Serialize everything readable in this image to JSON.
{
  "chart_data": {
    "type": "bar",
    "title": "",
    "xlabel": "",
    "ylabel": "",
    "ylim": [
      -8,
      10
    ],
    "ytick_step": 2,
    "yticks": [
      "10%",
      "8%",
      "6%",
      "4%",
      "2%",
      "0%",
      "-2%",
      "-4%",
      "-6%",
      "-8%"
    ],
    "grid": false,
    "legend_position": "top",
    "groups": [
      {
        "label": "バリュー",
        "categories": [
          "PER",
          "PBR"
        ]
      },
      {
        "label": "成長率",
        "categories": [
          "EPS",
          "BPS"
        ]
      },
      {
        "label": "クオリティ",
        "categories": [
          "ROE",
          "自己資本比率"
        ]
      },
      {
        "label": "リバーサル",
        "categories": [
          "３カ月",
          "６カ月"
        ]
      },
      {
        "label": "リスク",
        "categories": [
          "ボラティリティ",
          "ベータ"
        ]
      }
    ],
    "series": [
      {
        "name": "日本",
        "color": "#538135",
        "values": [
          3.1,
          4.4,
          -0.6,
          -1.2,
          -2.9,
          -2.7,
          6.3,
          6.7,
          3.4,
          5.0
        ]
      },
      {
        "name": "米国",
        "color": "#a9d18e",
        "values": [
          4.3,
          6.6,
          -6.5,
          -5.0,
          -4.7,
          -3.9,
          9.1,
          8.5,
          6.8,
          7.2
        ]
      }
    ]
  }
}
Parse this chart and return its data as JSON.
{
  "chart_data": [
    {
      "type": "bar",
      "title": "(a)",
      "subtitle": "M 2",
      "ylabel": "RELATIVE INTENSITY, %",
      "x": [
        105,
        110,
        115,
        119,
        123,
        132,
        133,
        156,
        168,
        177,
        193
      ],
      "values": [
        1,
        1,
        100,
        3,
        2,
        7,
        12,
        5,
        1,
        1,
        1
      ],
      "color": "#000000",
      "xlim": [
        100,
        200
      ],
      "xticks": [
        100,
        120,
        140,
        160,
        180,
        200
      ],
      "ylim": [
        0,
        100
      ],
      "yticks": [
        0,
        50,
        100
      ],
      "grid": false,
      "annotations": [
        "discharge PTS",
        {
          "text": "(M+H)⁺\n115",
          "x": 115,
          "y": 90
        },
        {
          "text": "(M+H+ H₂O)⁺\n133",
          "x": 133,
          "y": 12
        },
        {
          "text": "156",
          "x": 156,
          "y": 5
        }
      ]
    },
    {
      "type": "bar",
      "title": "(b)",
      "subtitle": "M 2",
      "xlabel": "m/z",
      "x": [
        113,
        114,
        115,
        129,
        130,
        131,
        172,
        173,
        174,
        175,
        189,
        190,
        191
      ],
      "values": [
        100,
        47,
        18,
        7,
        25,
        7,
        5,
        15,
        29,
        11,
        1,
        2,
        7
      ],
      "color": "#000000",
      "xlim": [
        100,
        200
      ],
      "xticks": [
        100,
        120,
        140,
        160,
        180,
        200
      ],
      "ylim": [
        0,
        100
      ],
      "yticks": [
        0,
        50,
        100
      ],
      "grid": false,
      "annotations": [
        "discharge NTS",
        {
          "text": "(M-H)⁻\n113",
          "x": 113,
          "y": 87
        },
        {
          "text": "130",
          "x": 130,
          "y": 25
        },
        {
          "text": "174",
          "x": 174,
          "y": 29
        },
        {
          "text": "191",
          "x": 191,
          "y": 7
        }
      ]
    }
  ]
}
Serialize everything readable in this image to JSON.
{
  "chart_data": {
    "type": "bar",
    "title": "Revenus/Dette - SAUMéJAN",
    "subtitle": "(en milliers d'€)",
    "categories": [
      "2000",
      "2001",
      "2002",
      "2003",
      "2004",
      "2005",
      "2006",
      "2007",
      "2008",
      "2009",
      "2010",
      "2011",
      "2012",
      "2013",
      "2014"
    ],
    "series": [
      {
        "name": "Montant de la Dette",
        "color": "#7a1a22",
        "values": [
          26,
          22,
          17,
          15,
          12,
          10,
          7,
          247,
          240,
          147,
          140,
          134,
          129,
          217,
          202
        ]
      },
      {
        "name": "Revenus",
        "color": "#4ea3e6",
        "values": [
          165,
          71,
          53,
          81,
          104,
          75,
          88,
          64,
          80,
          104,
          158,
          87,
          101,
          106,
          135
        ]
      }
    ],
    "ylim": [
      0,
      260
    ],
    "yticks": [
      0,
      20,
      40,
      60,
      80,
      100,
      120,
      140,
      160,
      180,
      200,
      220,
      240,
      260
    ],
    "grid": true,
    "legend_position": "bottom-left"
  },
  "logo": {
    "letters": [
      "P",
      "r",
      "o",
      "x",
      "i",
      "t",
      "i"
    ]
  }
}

» Problem to solve
Restate each entry exactly, skipping none.

» The result
Serialize everything readable in this image to JSON.
{
  "chart_data": {
    "type": "bar",
    "title": "",
    "xlabel": "",
    "ylabel": "",
    "ylim": [
      -8,
      10
    ],
    "ytick_step": 2,
    "yticks": [
      "10%",
      "8%",
      "6%",
      "4%",
      "2%",
      "0%",
      "-2%",
      "-4%",
      "-6%",
      "-8%"
    ],
    "grid": false,
    "legend_position": "top",
    "groups": [
      {
        "label": "バリュー",
        "categories": [
          "PER",
          "PBR"
        ]
      },
      {
        "label": "成長率",
        "categories": [
          "EPS",
          "BPS"
        ]
      },
      {
        "label": "クオリティ",
        "categories": [
          "ROE",
          "自己資本比率"
        ]
      },
      {
        "label": "リバーサル",
        "categories": [
          "３カ月",
          "６カ月"
        ]
      },
      {
        "label": "リスク",
        "categories": [
          "ボラティリティ",
          "ベータ"
        ]
      }
    ],
    "series": [
      {
        "name": "日本",
        "color": "#538135",
        "values": [
          3.1,
          4.4,
          -0.6,
          -1.2,
          -2.9,
          -2.7,
          6.3,
          6.7,
          3.4,
          5.0
        ]
      },
      {
        "name": "米国",
        "color": "#a9d18e",
        "values": [
          4.3,
          6.6,
          -6.5,
          -5.0,
          -4.7,
          -3.9,
          9.1,
          8.5,
          6.8,
          7.2
        ]
      }
    ]
  }
}
Parse this chart and return its data as JSON.
{
  "chart_data": [
    {
      "type": "bar",
      "title": "(a)",
      "subtitle": "M 2",
      "ylabel": "RELATIVE INTENSITY, %",
      "x": [
        105,
        110,
        115,
        119,
        123,
        132,
        133,
        156,
        168,
        177,
        193
      ],
      "values": [
        1,
        1,
        100,
        3,
        2,
        7,
        12,
        5,
        1,
        1,
        1
      ],
      "color": "#000000",
      "xlim": [
        100,
        200
      ],
      "xticks": [
        100,
        120,
        140,
        160,
        180,
        200
      ],
      "ylim": [
        0,
        100
      ],
      "yticks": [
        0,
        50,
        100
      ],
      "grid": false,
      "annotations": [
        "discharge PTS",
        {
          "text": "(M+H)⁺\n115",
          "x": 115,
          "y": 90
        },
        {
          "text": "(M+H+ H₂O)⁺\n133",
          "x": 133,
          "y": 12
        },
        {
          "text": "156",
          "x": 156,
          "y": 5
        }
      ]
    },
    {
      "type": "bar",
      "title": "(b)",
      "subtitle": "M 2",
      "xlabel": "m/z",
      "x": [
        113,
        114,
        115,
        129,
        130,
        131,
        172,
        173,
        174,
        175,
        189,
        190,
        191
      ],
      "values": [
        100,
        47,
        18,
        7,
        25,
        7,
        5,
        15,
        29,
        11,
        1,
        2,
        7
      ],
      "color": "#000000",
      "xlim": [
        100,
        200
      ],
      "xticks": [
        100,
        120,
        140,
        160,
        180,
        200
      ],
      "ylim": [
        0,
        100
      ],
      "yticks": [
        0,
        50,
        100
      ],
      "grid": false,
      "annotations": [
        "discharge NTS",
        {
          "text": "(M-H)⁻\n113",
          "x": 113,
          "y": 87
        },
        {
          "text": "130",
          "x": 130,
          "y": 25
        },
        {
          "text": "174",
          "x": 174,
          "y": 29
        },
        {
          "text": "191",
          "x": 191,
          "y": 7
        }
      ]
    }
  ]
}
Serialize everything readable in this image to JSON.
{
  "chart_data": {
    "type": "bar",
    "title": "Revenus/Dette - SAUMéJAN",
    "subtitle": "(en milliers d'€)",
    "categories": [
      "2000",
      "2001",
      "2002",
      "2003",
      "2004",
      "2005",
      "2006",
      "2007",
      "2008",
      "2009",
      "2010",
      "2011",
      "2012",
      "2013",
      "2014"
    ],
    "series": [
      {
        "name": "Montant de la Dette",
        "color": "#7a1a22",
        "values": [
          26,
          22,
          17,
          15,
          12,
          10,
          7,
          247,
          240,
          147,
          140,
          134,
          129,
          217,
          202
        ]
      },
      {
        "name": "Revenus",
        "color": "#4ea3e6",
        "values": [
          165,
          71,
          53,
          81,
          104,
          75,
          88,
          64,
          80,
          104,
          158,
          87,
          101,
          106,
          135
        ]
      }
    ],
    "ylim": [
      0,
      260
    ],
    "yticks": [
      0,
      20,
      40,
      60,
      80,
      100,
      120,
      140,
      160,
      180,
      200,
      220,
      240,
      260
    ],
    "grid": true,
    "legend_position": "bottom-left"
  },
  "logo": {
    "letters": [
      "P",
      "r",
      "o",
      "x",
      "i",
      "t",
      "i"
    ]
  }
}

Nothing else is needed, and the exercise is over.